## What the exercise asks
Report, as a bare number, how many lines contain the string "name".

## Data to use
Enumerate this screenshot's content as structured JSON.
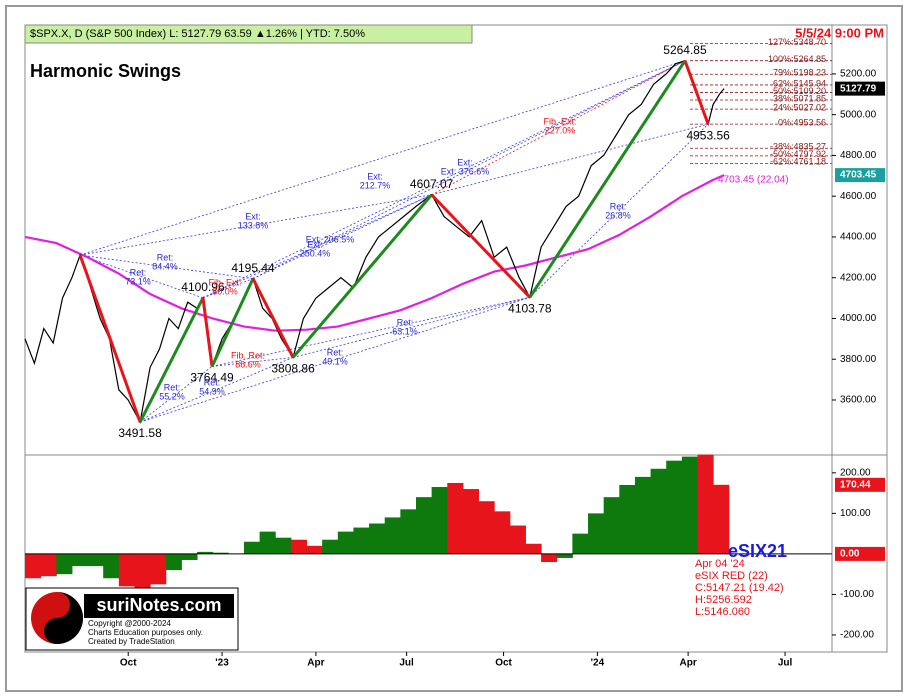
{
  "chart_data": {
    "type": "line",
    "header": "$SPX.X, D (S&P 500 Index)  L: 5127.79  63.59  ▲1.26%  |  YTD: 7.50%",
    "timestamp": "5/5/24 9:00 PM",
    "title": "Harmonic Swings",
    "xlim": [
      0,
      25.8
    ],
    "xticks": [
      {
        "value": 3.3,
        "label": "Oct"
      },
      {
        "value": 6.3,
        "label": "'23"
      },
      {
        "value": 9.3,
        "label": "Apr"
      },
      {
        "value": 12.2,
        "label": "Jul"
      },
      {
        "value": 15.3,
        "label": "Oct"
      },
      {
        "value": 18.3,
        "label": "'24"
      },
      {
        "value": 21.2,
        "label": "Apr"
      },
      {
        "value": 24.3,
        "label": "Jul"
      }
    ],
    "ylim": [
      3330,
      5440
    ],
    "yticks": [
      {
        "value": 3600,
        "label": "3600.00"
      },
      {
        "value": 3800,
        "label": "3800.00"
      },
      {
        "value": 4000,
        "label": "4000.00"
      },
      {
        "value": 4200,
        "label": "4200.00"
      },
      {
        "value": 4400,
        "label": "4400.00"
      },
      {
        "value": 4600,
        "label": "4600.00"
      },
      {
        "value": 4800,
        "label": "4800.00"
      },
      {
        "value": 5000,
        "label": "5000.00"
      },
      {
        "value": 5200,
        "label": "5200.00"
      }
    ],
    "series": [
      {
        "name": "$SPX.X",
        "color": "#000000",
        "last_label": "5127.79",
        "x": [
          0,
          0.3,
          0.6,
          0.9,
          1.2,
          1.5,
          1.76,
          2.1,
          2.4,
          2.7,
          3.0,
          3.3,
          3.68,
          4.0,
          4.3,
          4.6,
          4.9,
          5.2,
          5.5,
          5.69,
          5.98,
          6.3,
          6.7,
          7.0,
          7.29,
          7.6,
          7.9,
          8.2,
          8.57,
          8.9,
          9.3,
          9.7,
          10.1,
          10.5,
          10.9,
          11.3,
          11.7,
          12.1,
          12.5,
          13.0,
          13.4,
          13.8,
          14.2,
          14.6,
          15.0,
          15.4,
          15.8,
          16.14,
          16.5,
          16.9,
          17.3,
          17.7,
          18.1,
          18.5,
          18.9,
          19.3,
          19.7,
          20.1,
          20.5,
          20.8,
          21.1,
          21.4,
          21.84,
          22.0,
          22.2,
          22.35
        ],
        "values": [
          3900,
          3780,
          3950,
          3880,
          4100,
          4200,
          4311,
          4150,
          4000,
          3900,
          3650,
          3600,
          3491.58,
          3760,
          3850,
          4000,
          3950,
          4080,
          4050,
          4100.96,
          3764.49,
          3900,
          4000,
          4100,
          4195.44,
          4050,
          4000,
          3900,
          3808.86,
          4000,
          4100,
          4150,
          4200,
          4150,
          4300,
          4400,
          4450,
          4500,
          4550,
          4607.07,
          4500,
          4450,
          4400,
          4480,
          4300,
          4350,
          4200,
          4103.78,
          4350,
          4450,
          4550,
          4600,
          4750,
          4800,
          4900,
          5000,
          5050,
          5150,
          5200,
          5250,
          5264.85,
          5150,
          4953.56,
          5050,
          5100,
          5127.79
        ]
      },
      {
        "name": "MA",
        "color": "#e020e0",
        "last_label": "4703.45",
        "note": "4703.45 (22.04)",
        "x": [
          0,
          1,
          2,
          3,
          4,
          5,
          6,
          7,
          8,
          9,
          10,
          11,
          12,
          13,
          14,
          15,
          16,
          17,
          18,
          19,
          20,
          21,
          22,
          22.35
        ],
        "values": [
          4400,
          4370,
          4300,
          4220,
          4120,
          4050,
          4000,
          3960,
          3940,
          3945,
          3960,
          4000,
          4040,
          4100,
          4170,
          4230,
          4260,
          4300,
          4340,
          4410,
          4500,
          4600,
          4680,
          4703.45
        ]
      }
    ],
    "swings": {
      "up_color": "#1e8a1e",
      "down_color": "#e8141b",
      "x": [
        1.76,
        3.68,
        5.69,
        5.98,
        7.29,
        8.57,
        13.0,
        16.14,
        21.1,
        21.84
      ],
      "values": [
        4311,
        3491.58,
        4100.96,
        3764.49,
        4195.44,
        3808.86,
        4607.07,
        4103.78,
        5264.85,
        4953.56
      ],
      "value_labels": [
        null,
        "3491.58",
        "4100.96",
        "3764.49",
        "4195.44",
        "3808.86",
        "4607.07",
        "4103.78",
        "5264.85",
        "4953.56"
      ]
    },
    "fib_levels": [
      {
        "label": "127%:5348.70",
        "value": 5348.7
      },
      {
        "label": "100%:5264.85",
        "value": 5264.85
      },
      {
        "label": "79%:5198.23",
        "value": 5198.23
      },
      {
        "label": "62%:5145.94",
        "value": 5145.94
      },
      {
        "label": "50%:5109.20",
        "value": 5109.2
      },
      {
        "label": "38%:5071.85",
        "value": 5071.85
      },
      {
        "label": "24%:5027.02",
        "value": 5027.02
      },
      {
        "label": "0%:4953.56",
        "value": 4953.56
      },
      {
        "label": "-38%:4835.27",
        "value": 4835.27
      },
      {
        "label": "-50%:4797.92",
        "value": 4797.92
      },
      {
        "label": "-62%:4761.18",
        "value": 4761.18
      }
    ],
    "annotations": [
      {
        "lines": [
          "Ext:",
          "212.7%"
        ],
        "color": "#2a2ad0"
      },
      {
        "lines": [
          "Ext:",
          "133.8%"
        ],
        "color": "#2a2ad0"
      },
      {
        "lines": [
          "Ext:",
          "250.4%"
        ],
        "color": "#2a2ad0"
      },
      {
        "lines": [
          "Ext: 206.5%"
        ],
        "color": "#2a2ad0"
      },
      {
        "lines": [
          "Ext:",
          "Ext: 376.6%"
        ],
        "color": "#2a2ad0"
      },
      {
        "lines": [
          "Fib. Ext:",
          "227.0%"
        ],
        "color": "#e8141b"
      },
      {
        "lines": [
          "Ret:",
          "84.4%"
        ],
        "color": "#2a2ad0"
      },
      {
        "lines": [
          "Ret:",
          "73.1%"
        ],
        "color": "#2a2ad0"
      },
      {
        "lines": [
          "Fib. Ext:",
          "80.0%"
        ],
        "color": "#e8141b"
      },
      {
        "lines": [
          "Fib. Ret:",
          "88.6%"
        ],
        "color": "#e8141b"
      },
      {
        "lines": [
          "Ret:",
          "55.2%"
        ],
        "color": "#2a2ad0"
      },
      {
        "lines": [
          "Ret:",
          "54.9%"
        ],
        "color": "#2a2ad0"
      },
      {
        "lines": [
          "Ret:",
          "49.1%"
        ],
        "color": "#2a2ad0"
      },
      {
        "lines": [
          "Ret:",
          "63.1%"
        ],
        "color": "#2a2ad0"
      },
      {
        "lines": [
          "Ret:",
          "26.8%"
        ],
        "color": "#2a2ad0"
      }
    ],
    "indicator": {
      "type": "area",
      "name": "eSIX21",
      "ylim": [
        -242,
        244
      ],
      "yticks": [
        {
          "value": 200,
          "label": "200.00"
        },
        {
          "value": 100,
          "label": "100.00"
        },
        {
          "value": -100,
          "label": "-100.00"
        },
        {
          "value": -200,
          "label": "-200.00"
        }
      ],
      "zero": {
        "value": 0,
        "label": "0.00"
      },
      "last_label": "170.44",
      "x": [
        0,
        0.5,
        1,
        1.5,
        2,
        2.5,
        3,
        3.5,
        4,
        4.5,
        5,
        5.5,
        6,
        6.5,
        7,
        7.5,
        8,
        8.5,
        9,
        9.5,
        10,
        10.5,
        11,
        11.5,
        12,
        12.5,
        13,
        13.5,
        14,
        14.5,
        15,
        15.5,
        16,
        16.5,
        17,
        17.5,
        18,
        18.5,
        19,
        19.5,
        20,
        20.5,
        21,
        21.5,
        22
      ],
      "values": [
        -60,
        -55,
        -50,
        -30,
        -30,
        -60,
        -80,
        -90,
        -75,
        -40,
        -15,
        5,
        3,
        0,
        30,
        55,
        40,
        35,
        20,
        35,
        55,
        65,
        75,
        90,
        110,
        140,
        165,
        175,
        160,
        130,
        105,
        70,
        25,
        -20,
        -10,
        50,
        100,
        140,
        170,
        190,
        210,
        230,
        240,
        245,
        170.44
      ],
      "colors": [
        "#e8141b",
        "#e8141b",
        "#0e7a0e",
        "#0e7a0e",
        "#0e7a0e",
        "#0e7a0e",
        "#e8141b",
        "#e8141b",
        "#e8141b",
        "#0e7a0e",
        "#0e7a0e",
        "#0e7a0e",
        "#0e7a0e",
        "#0e7a0e",
        "#0e7a0e",
        "#0e7a0e",
        "#0e7a0e",
        "#e8141b",
        "#e8141b",
        "#0e7a0e",
        "#0e7a0e",
        "#0e7a0e",
        "#0e7a0e",
        "#0e7a0e",
        "#0e7a0e",
        "#0e7a0e",
        "#0e7a0e",
        "#e8141b",
        "#e8141b",
        "#e8141b",
        "#e8141b",
        "#e8141b",
        "#e8141b",
        "#e8141b",
        "#0e7a0e",
        "#0e7a0e",
        "#0e7a0e",
        "#0e7a0e",
        "#0e7a0e",
        "#0e7a0e",
        "#0e7a0e",
        "#0e7a0e",
        "#0e7a0e",
        "#e8141b",
        "#e8141b"
      ],
      "info": [
        "Apr 04 '24",
        "eSIX RED (22)",
        "C:5147.21 (19.42)",
        "H:5256.592",
        "L:5146.060"
      ]
    },
    "logo": {
      "name": "suriNotes.com",
      "lines": [
        "Copyright @2000-2024",
        "Charts Education purposes only.",
        "Created by TradeStation"
      ]
    }
  }
}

## Exercise result
4